▸ **What to do**:
Each line that holds the word "муниципального" should be returned.

Dataset entries
☆ ☆ ☆ ☆

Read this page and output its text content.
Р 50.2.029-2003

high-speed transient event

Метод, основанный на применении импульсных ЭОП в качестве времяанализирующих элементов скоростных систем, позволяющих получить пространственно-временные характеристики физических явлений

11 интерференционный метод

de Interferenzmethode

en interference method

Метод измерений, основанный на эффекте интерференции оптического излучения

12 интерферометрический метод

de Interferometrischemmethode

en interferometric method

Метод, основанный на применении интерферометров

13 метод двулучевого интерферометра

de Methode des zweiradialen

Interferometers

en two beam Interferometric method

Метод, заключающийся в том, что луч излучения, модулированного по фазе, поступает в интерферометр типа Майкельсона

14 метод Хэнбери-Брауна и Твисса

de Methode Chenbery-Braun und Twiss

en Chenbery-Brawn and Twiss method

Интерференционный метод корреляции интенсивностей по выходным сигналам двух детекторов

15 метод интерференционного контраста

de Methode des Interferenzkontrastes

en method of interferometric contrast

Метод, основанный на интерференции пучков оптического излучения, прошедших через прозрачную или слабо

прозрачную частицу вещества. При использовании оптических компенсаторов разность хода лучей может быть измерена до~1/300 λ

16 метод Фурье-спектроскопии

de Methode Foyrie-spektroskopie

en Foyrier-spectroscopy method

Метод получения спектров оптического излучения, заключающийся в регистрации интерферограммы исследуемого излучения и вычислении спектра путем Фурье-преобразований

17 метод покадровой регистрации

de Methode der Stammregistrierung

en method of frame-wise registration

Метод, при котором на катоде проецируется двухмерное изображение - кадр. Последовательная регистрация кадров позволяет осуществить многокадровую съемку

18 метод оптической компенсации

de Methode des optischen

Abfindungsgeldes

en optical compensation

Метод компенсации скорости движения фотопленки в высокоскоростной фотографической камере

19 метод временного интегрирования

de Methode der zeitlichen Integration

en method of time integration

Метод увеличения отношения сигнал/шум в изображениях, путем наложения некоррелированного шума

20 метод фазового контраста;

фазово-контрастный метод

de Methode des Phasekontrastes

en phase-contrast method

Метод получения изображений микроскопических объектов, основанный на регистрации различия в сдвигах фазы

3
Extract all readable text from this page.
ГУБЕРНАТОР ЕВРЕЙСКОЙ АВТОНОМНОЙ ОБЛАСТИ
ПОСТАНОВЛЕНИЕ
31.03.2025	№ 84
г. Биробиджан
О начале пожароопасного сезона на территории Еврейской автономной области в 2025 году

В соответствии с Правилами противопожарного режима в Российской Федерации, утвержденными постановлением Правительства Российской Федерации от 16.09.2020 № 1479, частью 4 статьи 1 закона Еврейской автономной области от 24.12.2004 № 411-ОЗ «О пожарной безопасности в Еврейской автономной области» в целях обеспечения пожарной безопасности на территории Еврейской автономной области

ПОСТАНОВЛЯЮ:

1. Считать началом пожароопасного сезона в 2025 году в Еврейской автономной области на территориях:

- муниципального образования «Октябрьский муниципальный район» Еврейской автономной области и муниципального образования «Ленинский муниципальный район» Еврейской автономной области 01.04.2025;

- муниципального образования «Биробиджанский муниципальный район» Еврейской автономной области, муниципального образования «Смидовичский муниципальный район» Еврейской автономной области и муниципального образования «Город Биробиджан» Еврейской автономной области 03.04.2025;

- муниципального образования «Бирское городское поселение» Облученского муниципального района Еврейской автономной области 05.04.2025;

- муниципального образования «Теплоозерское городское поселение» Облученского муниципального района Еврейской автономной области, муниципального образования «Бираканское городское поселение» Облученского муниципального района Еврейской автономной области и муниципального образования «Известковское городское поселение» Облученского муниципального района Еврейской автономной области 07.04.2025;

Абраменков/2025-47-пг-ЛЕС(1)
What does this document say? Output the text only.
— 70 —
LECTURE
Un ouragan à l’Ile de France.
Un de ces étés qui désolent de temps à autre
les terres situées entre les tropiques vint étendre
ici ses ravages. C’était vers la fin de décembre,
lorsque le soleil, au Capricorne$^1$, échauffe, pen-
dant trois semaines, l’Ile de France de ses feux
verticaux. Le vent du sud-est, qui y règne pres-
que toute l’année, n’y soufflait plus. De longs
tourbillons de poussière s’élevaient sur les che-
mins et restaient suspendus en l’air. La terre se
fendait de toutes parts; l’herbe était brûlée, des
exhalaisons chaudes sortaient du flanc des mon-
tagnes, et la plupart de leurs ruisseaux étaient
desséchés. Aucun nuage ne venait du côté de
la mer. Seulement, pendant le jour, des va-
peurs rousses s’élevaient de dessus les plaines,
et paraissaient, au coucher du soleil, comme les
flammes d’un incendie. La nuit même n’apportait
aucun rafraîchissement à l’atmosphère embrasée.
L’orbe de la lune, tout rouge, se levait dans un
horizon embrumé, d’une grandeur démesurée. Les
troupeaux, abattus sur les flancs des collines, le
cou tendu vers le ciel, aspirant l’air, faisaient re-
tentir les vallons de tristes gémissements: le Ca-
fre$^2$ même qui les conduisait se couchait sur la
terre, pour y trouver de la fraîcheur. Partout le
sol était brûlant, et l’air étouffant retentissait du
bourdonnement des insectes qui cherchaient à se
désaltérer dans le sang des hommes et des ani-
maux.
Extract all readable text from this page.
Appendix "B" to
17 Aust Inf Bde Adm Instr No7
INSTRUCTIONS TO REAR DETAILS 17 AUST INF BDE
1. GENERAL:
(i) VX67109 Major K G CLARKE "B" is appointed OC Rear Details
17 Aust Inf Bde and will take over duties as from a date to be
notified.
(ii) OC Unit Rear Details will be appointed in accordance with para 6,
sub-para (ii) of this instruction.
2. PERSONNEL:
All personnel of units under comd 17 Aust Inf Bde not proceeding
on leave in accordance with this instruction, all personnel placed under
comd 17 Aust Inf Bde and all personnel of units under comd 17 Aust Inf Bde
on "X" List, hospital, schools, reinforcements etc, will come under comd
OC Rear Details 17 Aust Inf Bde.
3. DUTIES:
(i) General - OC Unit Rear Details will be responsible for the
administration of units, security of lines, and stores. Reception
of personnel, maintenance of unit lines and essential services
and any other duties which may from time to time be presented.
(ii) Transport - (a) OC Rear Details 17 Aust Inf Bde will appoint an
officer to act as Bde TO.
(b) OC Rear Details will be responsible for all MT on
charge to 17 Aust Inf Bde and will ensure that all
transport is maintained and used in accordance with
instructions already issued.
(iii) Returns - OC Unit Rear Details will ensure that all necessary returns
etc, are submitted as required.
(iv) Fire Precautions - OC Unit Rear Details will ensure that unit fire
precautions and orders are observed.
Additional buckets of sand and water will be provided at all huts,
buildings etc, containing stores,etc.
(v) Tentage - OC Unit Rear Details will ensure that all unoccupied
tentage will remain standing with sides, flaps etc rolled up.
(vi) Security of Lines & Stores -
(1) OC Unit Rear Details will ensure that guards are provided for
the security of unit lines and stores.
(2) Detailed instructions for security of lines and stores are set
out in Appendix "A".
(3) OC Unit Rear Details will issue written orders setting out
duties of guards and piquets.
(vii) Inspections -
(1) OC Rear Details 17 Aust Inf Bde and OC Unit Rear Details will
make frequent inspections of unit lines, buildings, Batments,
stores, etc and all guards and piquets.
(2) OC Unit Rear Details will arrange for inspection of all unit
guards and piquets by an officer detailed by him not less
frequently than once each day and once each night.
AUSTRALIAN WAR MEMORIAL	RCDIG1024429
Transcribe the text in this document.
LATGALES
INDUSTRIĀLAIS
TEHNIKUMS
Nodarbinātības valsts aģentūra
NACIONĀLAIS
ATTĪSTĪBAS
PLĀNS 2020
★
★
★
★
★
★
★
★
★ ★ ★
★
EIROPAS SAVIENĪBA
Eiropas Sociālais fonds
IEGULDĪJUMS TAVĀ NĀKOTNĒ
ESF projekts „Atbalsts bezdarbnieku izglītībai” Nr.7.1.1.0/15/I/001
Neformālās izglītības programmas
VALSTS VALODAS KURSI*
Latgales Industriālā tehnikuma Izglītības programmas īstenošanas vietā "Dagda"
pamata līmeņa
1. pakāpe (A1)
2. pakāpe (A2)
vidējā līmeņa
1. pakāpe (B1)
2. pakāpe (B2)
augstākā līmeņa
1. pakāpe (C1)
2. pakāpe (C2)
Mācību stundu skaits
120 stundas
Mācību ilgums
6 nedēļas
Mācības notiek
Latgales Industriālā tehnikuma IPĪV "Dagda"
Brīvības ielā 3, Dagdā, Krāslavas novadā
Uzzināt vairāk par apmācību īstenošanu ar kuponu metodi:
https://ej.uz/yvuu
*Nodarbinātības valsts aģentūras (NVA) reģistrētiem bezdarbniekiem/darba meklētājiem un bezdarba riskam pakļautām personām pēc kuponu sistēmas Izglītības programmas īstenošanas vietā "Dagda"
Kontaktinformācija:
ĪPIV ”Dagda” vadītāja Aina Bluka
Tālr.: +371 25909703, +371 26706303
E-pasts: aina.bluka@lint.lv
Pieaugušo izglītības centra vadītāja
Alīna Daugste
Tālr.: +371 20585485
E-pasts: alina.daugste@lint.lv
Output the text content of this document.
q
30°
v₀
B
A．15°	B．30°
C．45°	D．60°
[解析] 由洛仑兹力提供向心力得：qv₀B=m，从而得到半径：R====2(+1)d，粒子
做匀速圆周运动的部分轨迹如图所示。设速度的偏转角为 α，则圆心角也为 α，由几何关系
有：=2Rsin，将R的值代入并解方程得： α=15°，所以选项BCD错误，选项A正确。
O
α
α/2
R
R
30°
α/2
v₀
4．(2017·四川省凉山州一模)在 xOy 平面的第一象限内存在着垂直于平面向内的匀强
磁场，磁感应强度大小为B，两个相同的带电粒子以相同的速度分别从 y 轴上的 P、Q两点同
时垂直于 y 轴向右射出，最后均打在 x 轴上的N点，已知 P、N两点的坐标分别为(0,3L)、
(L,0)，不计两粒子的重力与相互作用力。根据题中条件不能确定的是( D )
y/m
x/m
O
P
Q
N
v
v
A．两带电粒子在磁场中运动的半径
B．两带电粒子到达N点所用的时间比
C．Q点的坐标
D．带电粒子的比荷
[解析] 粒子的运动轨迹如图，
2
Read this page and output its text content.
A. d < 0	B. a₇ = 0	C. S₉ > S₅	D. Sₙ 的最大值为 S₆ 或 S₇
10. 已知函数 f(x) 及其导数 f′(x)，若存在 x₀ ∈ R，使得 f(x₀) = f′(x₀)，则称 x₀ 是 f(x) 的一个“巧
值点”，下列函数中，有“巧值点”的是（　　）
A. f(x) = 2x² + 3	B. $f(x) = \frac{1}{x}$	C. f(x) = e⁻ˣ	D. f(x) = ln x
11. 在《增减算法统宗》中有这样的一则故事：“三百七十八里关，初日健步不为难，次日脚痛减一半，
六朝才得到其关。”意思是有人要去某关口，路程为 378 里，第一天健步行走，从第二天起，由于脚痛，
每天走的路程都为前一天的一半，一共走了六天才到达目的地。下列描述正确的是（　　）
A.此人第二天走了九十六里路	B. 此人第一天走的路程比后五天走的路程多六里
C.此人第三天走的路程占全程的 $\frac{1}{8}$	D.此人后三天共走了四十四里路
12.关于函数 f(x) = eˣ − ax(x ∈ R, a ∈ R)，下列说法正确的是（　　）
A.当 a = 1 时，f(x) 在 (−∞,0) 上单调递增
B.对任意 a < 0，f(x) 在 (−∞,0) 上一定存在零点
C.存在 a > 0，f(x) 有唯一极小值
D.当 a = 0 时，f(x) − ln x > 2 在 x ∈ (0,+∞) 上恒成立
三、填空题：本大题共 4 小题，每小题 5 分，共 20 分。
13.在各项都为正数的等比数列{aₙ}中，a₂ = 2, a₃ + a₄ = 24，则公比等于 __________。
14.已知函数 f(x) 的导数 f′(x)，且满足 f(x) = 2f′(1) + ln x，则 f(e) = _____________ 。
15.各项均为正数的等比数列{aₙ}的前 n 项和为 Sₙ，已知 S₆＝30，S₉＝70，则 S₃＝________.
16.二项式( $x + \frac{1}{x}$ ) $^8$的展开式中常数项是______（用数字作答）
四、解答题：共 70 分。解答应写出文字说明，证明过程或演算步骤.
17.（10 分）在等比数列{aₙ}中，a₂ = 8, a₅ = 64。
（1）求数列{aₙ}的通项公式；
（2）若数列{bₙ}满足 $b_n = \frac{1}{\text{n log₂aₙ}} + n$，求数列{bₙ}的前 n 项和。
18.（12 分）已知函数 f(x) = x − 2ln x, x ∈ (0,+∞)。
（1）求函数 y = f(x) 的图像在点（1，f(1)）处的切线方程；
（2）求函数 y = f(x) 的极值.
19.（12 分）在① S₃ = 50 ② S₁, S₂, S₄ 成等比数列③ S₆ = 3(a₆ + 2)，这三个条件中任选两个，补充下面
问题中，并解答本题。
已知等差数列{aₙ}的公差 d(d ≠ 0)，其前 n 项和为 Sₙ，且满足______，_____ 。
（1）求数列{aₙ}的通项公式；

☆ ☆ ☆ ☆

▸ **Written response**:
- муниципального образования «Октябрьский муниципальный район» Еврейской автономной области и муниципального образования «Ленинский муниципальный район» Еврейской автономной области 01.04.2025;
- муниципального образования «Биробиджанский муниципальный район» Еврейской автономной области, муниципального образования «Смидовичский муниципальный район» Еврейской автономной области и муниципального образования «Город Биробиджан» Еврейской автономной области 03.04.2025;
- муниципального образования «Бирское городское поселение» Облученского муниципального района Еврейской автономной области 05.04.2025;
- муниципального образования «Теплоозерское городское поселение» Облученского муниципального района Еврейской автономной области, муниципального образования «Бираканское городское поселение» Облученского муниципального района Еврейской автономной области и муниципального образования «Известковское городское поселение» Облученского муниципального района Еврейской автономной области 07.04.2025;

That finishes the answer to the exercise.